Written exercise:
Please reproduce every record, keeping each one exactly as written.

#####

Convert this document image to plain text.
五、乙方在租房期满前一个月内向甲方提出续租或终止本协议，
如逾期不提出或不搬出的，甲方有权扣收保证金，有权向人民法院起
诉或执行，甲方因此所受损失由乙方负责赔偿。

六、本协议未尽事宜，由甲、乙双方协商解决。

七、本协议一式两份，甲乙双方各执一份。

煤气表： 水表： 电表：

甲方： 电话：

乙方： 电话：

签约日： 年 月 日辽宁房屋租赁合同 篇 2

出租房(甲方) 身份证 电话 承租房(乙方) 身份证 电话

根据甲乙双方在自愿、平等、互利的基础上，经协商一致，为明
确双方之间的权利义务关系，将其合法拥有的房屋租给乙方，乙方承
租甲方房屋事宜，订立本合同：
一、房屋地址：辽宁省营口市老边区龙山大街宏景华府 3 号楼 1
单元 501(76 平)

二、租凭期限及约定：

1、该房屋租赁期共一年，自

#####

Full answer:
Convert this document image to plain text.
五、乙方在租房期满前一个月内向甲方提出续租或终止本协议，
如逾期不提出或不搬出的，甲方有权扣收保证金，有权向人民法院起
诉或执行，甲方因此所受损失由乙方负责赔偿。

六、本协议未尽事宜，由甲、乙双方协商解决。

七、本协议一式两份，甲乙双方各执一份。

煤气表： 水表： 电表：

甲方： 电话：

乙方： 电话：

签约日： 年 月 日辽宁房屋租赁合同 篇 2

出租房(甲方) 身份证 电话 承租房(乙方) 身份证 电话

根据甲乙双方在自愿、平等、互利的基础上，经协商一致，为明
确双方之间的权利义务关系，将其合法拥有的房屋租给乙方，乙方承
租甲方房屋事宜，订立本合同：
一、房屋地址：辽宁省营口市老边区龙山大街宏景华府 3 号楼 1
单元 501(76 平)

二、租凭期限及约定：

1、该房屋租赁期共一年，自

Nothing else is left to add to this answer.